Written instruction
From the records below, extract all the text exactly and leave the images behind.

Data provided
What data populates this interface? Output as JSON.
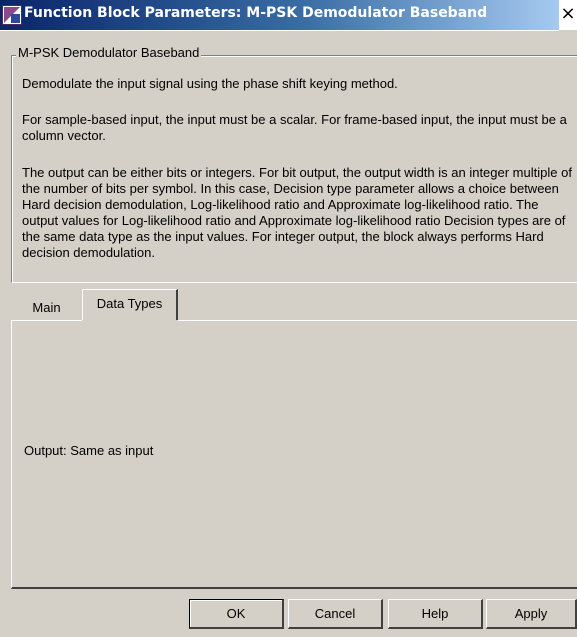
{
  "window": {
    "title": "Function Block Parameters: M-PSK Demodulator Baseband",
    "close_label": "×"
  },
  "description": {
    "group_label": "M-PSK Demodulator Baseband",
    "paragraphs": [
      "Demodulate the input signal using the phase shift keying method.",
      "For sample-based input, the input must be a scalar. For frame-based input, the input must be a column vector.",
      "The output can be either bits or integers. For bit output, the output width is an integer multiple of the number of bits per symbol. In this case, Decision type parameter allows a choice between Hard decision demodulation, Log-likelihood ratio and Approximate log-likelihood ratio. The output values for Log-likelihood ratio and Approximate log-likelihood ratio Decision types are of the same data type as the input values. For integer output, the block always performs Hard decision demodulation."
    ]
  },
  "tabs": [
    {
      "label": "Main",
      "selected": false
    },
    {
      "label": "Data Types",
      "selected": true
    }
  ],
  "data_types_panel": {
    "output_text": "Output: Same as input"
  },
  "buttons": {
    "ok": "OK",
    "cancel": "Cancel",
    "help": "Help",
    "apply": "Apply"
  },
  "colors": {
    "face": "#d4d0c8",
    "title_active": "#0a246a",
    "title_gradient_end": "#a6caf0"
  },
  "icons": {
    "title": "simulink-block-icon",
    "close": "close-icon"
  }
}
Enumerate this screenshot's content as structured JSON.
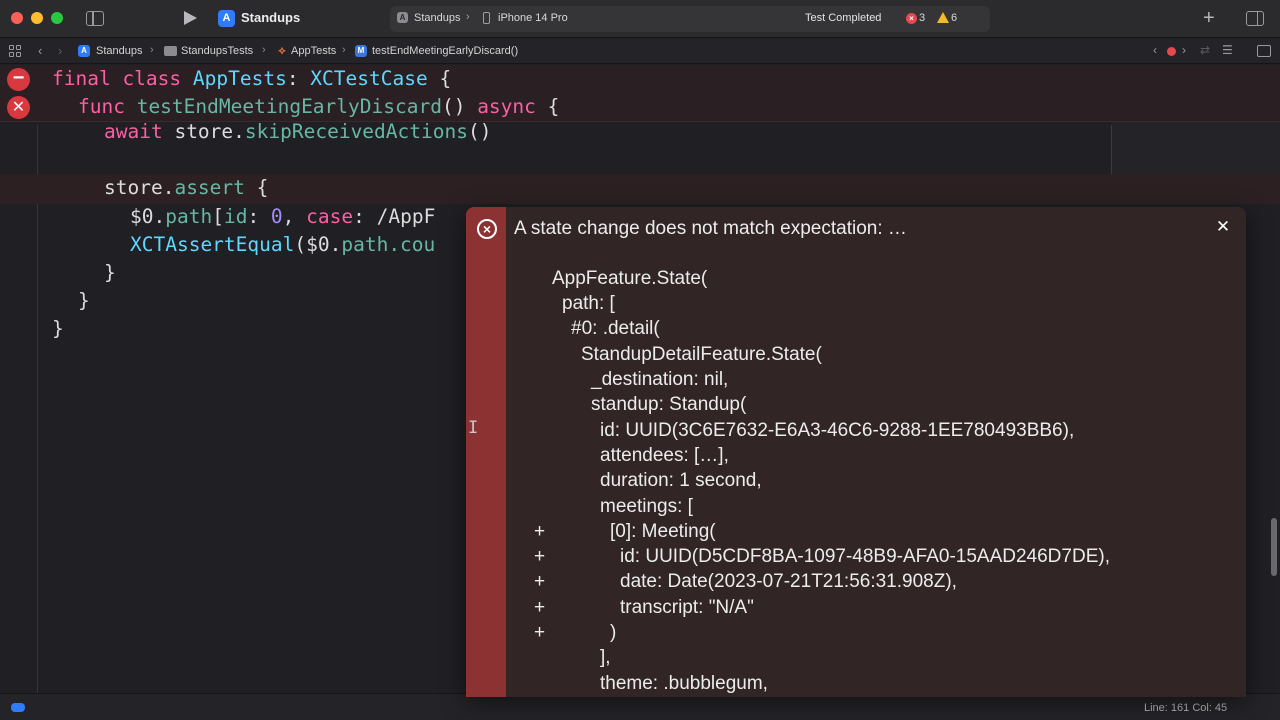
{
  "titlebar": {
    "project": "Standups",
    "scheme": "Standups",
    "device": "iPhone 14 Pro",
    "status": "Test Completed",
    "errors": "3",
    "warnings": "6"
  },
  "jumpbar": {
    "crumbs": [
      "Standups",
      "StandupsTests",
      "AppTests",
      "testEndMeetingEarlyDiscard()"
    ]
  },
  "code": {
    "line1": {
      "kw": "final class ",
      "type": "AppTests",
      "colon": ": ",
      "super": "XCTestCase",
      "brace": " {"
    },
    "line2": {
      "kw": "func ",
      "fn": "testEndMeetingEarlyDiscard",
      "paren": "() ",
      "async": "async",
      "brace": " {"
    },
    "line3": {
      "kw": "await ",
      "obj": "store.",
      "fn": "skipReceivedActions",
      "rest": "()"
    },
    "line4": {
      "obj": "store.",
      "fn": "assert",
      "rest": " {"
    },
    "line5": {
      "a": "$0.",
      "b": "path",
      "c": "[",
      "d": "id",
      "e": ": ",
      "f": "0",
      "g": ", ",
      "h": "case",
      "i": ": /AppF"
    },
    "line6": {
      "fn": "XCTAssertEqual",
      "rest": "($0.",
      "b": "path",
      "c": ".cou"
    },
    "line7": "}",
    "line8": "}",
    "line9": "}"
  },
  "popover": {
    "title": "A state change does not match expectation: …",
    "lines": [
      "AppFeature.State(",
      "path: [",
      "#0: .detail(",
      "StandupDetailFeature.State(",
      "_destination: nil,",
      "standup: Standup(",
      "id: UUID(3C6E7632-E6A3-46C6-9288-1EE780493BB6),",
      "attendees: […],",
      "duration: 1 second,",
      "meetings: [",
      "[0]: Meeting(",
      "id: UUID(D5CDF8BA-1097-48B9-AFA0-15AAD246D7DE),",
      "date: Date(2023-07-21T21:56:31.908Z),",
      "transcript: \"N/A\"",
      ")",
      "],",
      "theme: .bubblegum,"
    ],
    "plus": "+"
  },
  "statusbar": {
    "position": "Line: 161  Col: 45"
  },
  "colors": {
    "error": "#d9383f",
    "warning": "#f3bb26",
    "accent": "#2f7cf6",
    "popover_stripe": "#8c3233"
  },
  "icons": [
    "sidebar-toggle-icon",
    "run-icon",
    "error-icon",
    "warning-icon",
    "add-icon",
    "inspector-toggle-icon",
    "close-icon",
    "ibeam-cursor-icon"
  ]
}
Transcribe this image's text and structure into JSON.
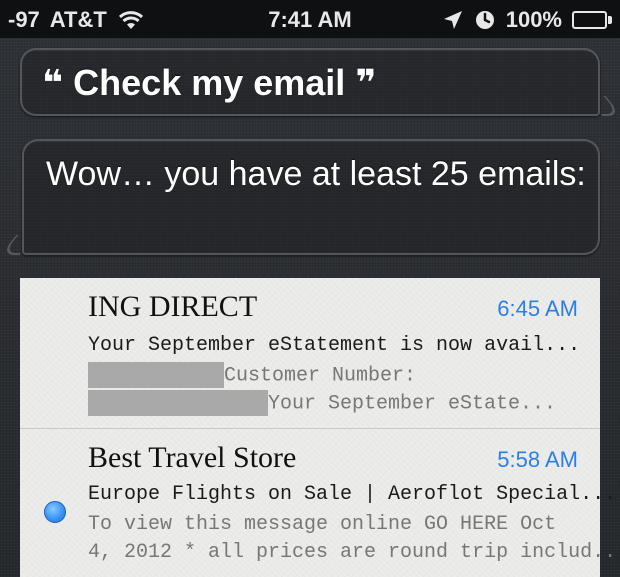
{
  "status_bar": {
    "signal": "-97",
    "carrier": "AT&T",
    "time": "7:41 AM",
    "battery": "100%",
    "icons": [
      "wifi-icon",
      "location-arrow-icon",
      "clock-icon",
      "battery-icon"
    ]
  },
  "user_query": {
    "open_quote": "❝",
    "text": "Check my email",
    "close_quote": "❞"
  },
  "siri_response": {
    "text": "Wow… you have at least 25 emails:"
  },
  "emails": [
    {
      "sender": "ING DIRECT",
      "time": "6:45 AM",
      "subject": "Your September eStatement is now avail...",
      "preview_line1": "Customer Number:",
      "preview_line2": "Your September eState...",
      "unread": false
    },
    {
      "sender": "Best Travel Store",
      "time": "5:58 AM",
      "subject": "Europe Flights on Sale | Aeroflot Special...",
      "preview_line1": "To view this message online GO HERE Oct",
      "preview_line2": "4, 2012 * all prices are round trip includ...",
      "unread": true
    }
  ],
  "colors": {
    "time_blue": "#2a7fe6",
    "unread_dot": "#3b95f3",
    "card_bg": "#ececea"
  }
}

Solution for this problem
What data populates this interface? Output as JSON.
{
  "window": {
    "title": "Function Block Parameters: M-PSK Demodulator Baseband",
    "close_label": "×"
  },
  "description": {
    "group_label": "M-PSK Demodulator Baseband",
    "paragraphs": [
      "Demodulate the input signal using the phase shift keying method.",
      "For sample-based input, the input must be a scalar. For frame-based input, the input must be a column vector.",
      "The output can be either bits or integers. For bit output, the output width is an integer multiple of the number of bits per symbol. In this case, Decision type parameter allows a choice between Hard decision demodulation, Log-likelihood ratio and Approximate log-likelihood ratio. The output values for Log-likelihood ratio and Approximate log-likelihood ratio Decision types are of the same data type as the input values. For integer output, the block always performs Hard decision demodulation."
    ]
  },
  "tabs": [
    {
      "label": "Main",
      "selected": false
    },
    {
      "label": "Data Types",
      "selected": true
    }
  ],
  "data_types_panel": {
    "output_text": "Output: Same as input"
  },
  "buttons": {
    "ok": "OK",
    "cancel": "Cancel",
    "help": "Help",
    "apply": "Apply"
  },
  "colors": {
    "face": "#d4d0c8",
    "title_active": "#0a246a",
    "title_gradient_end": "#a6caf0"
  },
  "icons": {
    "title": "simulink-block-icon",
    "close": "close-icon"
  }
}
Enumerate this screenshot's content as structured JSON.
{
  "titlebar": {
    "project": "Standups",
    "scheme": "Standups",
    "device": "iPhone 14 Pro",
    "status": "Test Completed",
    "errors": "3",
    "warnings": "6"
  },
  "jumpbar": {
    "crumbs": [
      "Standups",
      "StandupsTests",
      "AppTests",
      "testEndMeetingEarlyDiscard()"
    ]
  },
  "code": {
    "line1": {
      "kw": "final class ",
      "type": "AppTests",
      "colon": ": ",
      "super": "XCTestCase",
      "brace": " {"
    },
    "line2": {
      "kw": "func ",
      "fn": "testEndMeetingEarlyDiscard",
      "paren": "() ",
      "async": "async",
      "brace": " {"
    },
    "line3": {
      "kw": "await ",
      "obj": "store.",
      "fn": "skipReceivedActions",
      "rest": "()"
    },
    "line4": {
      "obj": "store.",
      "fn": "assert",
      "rest": " {"
    },
    "line5": {
      "a": "$0.",
      "b": "path",
      "c": "[",
      "d": "id",
      "e": ": ",
      "f": "0",
      "g": ", ",
      "h": "case",
      "i": ": /AppF"
    },
    "line6": {
      "fn": "XCTAssertEqual",
      "rest": "($0.",
      "b": "path",
      "c": ".cou"
    },
    "line7": "}",
    "line8": "}",
    "line9": "}"
  },
  "popover": {
    "title": "A state change does not match expectation: …",
    "lines": [
      "AppFeature.State(",
      "path: [",
      "#0: .detail(",
      "StandupDetailFeature.State(",
      "_destination: nil,",
      "standup: Standup(",
      "id: UUID(3C6E7632-E6A3-46C6-9288-1EE780493BB6),",
      "attendees: […],",
      "duration: 1 second,",
      "meetings: [",
      "[0]: Meeting(",
      "id: UUID(D5CDF8BA-1097-48B9-AFA0-15AAD246D7DE),",
      "date: Date(2023-07-21T21:56:31.908Z),",
      "transcript: \"N/A\"",
      ")",
      "],",
      "theme: .bubblegum,"
    ],
    "plus": "+"
  },
  "statusbar": {
    "position": "Line: 161  Col: 45"
  },
  "colors": {
    "error": "#d9383f",
    "warning": "#f3bb26",
    "accent": "#2f7cf6",
    "popover_stripe": "#8c3233"
  },
  "icons": [
    "sidebar-toggle-icon",
    "run-icon",
    "error-icon",
    "warning-icon",
    "add-icon",
    "inspector-toggle-icon",
    "close-icon",
    "ibeam-cursor-icon"
  ]
}
Transcribe this image's text and structure into JSON.
{
  "status_bar": {
    "signal": "-97",
    "carrier": "AT&T",
    "time": "7:41 AM",
    "battery": "100%",
    "icons": [
      "wifi-icon",
      "location-arrow-icon",
      "clock-icon",
      "battery-icon"
    ]
  },
  "user_query": {
    "open_quote": "❝",
    "text": "Check my email",
    "close_quote": "❞"
  },
  "siri_response": {
    "text": "Wow… you have at least 25 emails:"
  },
  "emails": [
    {
      "sender": "ING DIRECT",
      "time": "6:45 AM",
      "subject": "Your September eStatement is now avail...",
      "preview_line1": "Customer Number:",
      "preview_line2": "Your September eState...",
      "unread": false
    },
    {
      "sender": "Best Travel Store",
      "time": "5:58 AM",
      "subject": "Europe Flights on Sale | Aeroflot Special...",
      "preview_line1": "To view this message online GO HERE Oct",
      "preview_line2": "4, 2012 * all prices are round trip includ...",
      "unread": true
    }
  ],
  "colors": {
    "time_blue": "#2a7fe6",
    "unread_dot": "#3b95f3",
    "card_bg": "#ececea"
  }
}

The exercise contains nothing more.